§ **Aim of the exercise**: From the entries below, extract every line that includes the word "name".

======== Supplied material

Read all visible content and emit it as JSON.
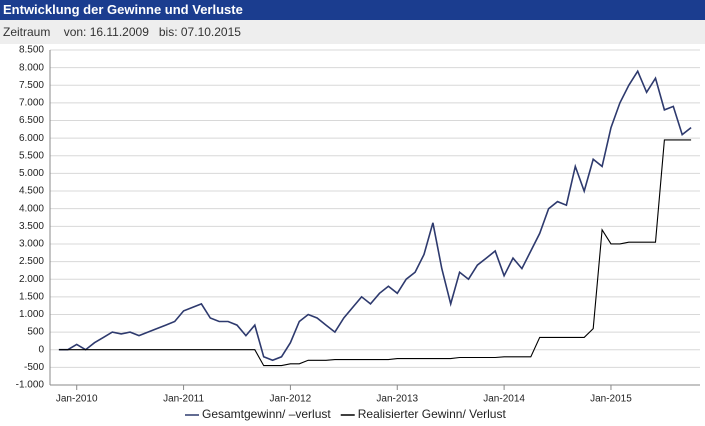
{
  "header": {
    "title": "Entwicklung der Gewinne und Verluste",
    "period_label": "Zeitraum",
    "from": "von: 16.11.2009",
    "to": "bis: 07.10.2015"
  },
  "chart_data": {
    "type": "line",
    "x": [
      "2009-11",
      "2009-12",
      "2010-01",
      "2010-02",
      "2010-03",
      "2010-04",
      "2010-05",
      "2010-06",
      "2010-07",
      "2010-08",
      "2010-09",
      "2010-10",
      "2010-11",
      "2010-12",
      "2011-01",
      "2011-02",
      "2011-03",
      "2011-04",
      "2011-05",
      "2011-06",
      "2011-07",
      "2011-08",
      "2011-09",
      "2011-10",
      "2011-11",
      "2011-12",
      "2012-01",
      "2012-02",
      "2012-03",
      "2012-04",
      "2012-05",
      "2012-06",
      "2012-07",
      "2012-08",
      "2012-09",
      "2012-10",
      "2012-11",
      "2012-12",
      "2013-01",
      "2013-02",
      "2013-03",
      "2013-04",
      "2013-05",
      "2013-06",
      "2013-07",
      "2013-08",
      "2013-09",
      "2013-10",
      "2013-11",
      "2013-12",
      "2014-01",
      "2014-02",
      "2014-03",
      "2014-04",
      "2014-05",
      "2014-06",
      "2014-07",
      "2014-08",
      "2014-09",
      "2014-10",
      "2014-11",
      "2014-12",
      "2015-01",
      "2015-02",
      "2015-03",
      "2015-04",
      "2015-05",
      "2015-06",
      "2015-07",
      "2015-08",
      "2015-09",
      "2015-10"
    ],
    "series": [
      {
        "name": "Gesamtgewinn/ –verlust",
        "color": "#2e3a6e",
        "values": [
          0,
          0,
          150,
          0,
          200,
          350,
          500,
          450,
          500,
          400,
          500,
          600,
          700,
          800,
          1100,
          1200,
          1300,
          900,
          800,
          800,
          700,
          400,
          700,
          -200,
          -300,
          -200,
          200,
          800,
          1000,
          900,
          700,
          500,
          900,
          1200,
          1500,
          1300,
          1600,
          1800,
          1600,
          2000,
          2200,
          2700,
          3600,
          2300,
          1300,
          2200,
          2000,
          2400,
          2600,
          2800,
          2100,
          2600,
          2300,
          2800,
          3300,
          4000,
          4200,
          4100,
          5200,
          4500,
          5400,
          5200,
          6300,
          7000,
          7500,
          7900,
          7300,
          7700,
          6800,
          6900,
          6100,
          6300
        ]
      },
      {
        "name": "Realisierter Gewinn/ Verlust",
        "color": "#000000",
        "values": [
          0,
          0,
          0,
          0,
          0,
          0,
          0,
          0,
          0,
          0,
          0,
          0,
          0,
          0,
          0,
          0,
          0,
          0,
          0,
          0,
          0,
          0,
          0,
          -450,
          -450,
          -450,
          -400,
          -400,
          -300,
          -300,
          -300,
          -280,
          -280,
          -280,
          -280,
          -280,
          -280,
          -280,
          -250,
          -250,
          -250,
          -250,
          -250,
          -250,
          -250,
          -220,
          -220,
          -220,
          -220,
          -220,
          -200,
          -200,
          -200,
          -200,
          350,
          350,
          350,
          350,
          350,
          350,
          600,
          3400,
          3000,
          3000,
          3050,
          3050,
          3050,
          3050,
          5950,
          5950,
          5950,
          5950
        ]
      }
    ],
    "xlim": [
      "2009-10",
      "2015-11"
    ],
    "xticks": [
      {
        "value": "2010-01",
        "label": "Jan-2010"
      },
      {
        "value": "2011-01",
        "label": "Jan-2011"
      },
      {
        "value": "2012-01",
        "label": "Jan-2012"
      },
      {
        "value": "2013-01",
        "label": "Jan-2013"
      },
      {
        "value": "2014-01",
        "label": "Jan-2014"
      },
      {
        "value": "2015-01",
        "label": "Jan-2015"
      }
    ],
    "ylim": [
      -1000,
      8500
    ],
    "yticks": [
      {
        "value": -1000,
        "label": "-1.000"
      },
      {
        "value": -500,
        "label": "-500"
      },
      0,
      500,
      {
        "value": 1000,
        "label": "1.000"
      },
      {
        "value": 1500,
        "label": "1.500"
      },
      {
        "value": 2000,
        "label": "2.000"
      },
      {
        "value": 2500,
        "label": "2.500"
      },
      {
        "value": 3000,
        "label": "3.000"
      },
      {
        "value": 3500,
        "label": "3.500"
      },
      {
        "value": 4000,
        "label": "4.000"
      },
      {
        "value": 4500,
        "label": "4.500"
      },
      {
        "value": 5000,
        "label": "5.000"
      },
      {
        "value": 5500,
        "label": "5.500"
      },
      {
        "value": 6000,
        "label": "6.000"
      },
      {
        "value": 6500,
        "label": "6.500"
      },
      {
        "value": 7000,
        "label": "7.000"
      },
      {
        "value": 7500,
        "label": "7.500"
      },
      {
        "value": 8000,
        "label": "8.000"
      },
      {
        "value": 8500,
        "label": "8.500"
      }
    ],
    "grid": true
  }
}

================

§ **Result of the task**:
        "name": "Gesamtgewinn/ –verlust",
        "name": "Realisierter Gewinn/ Verlust",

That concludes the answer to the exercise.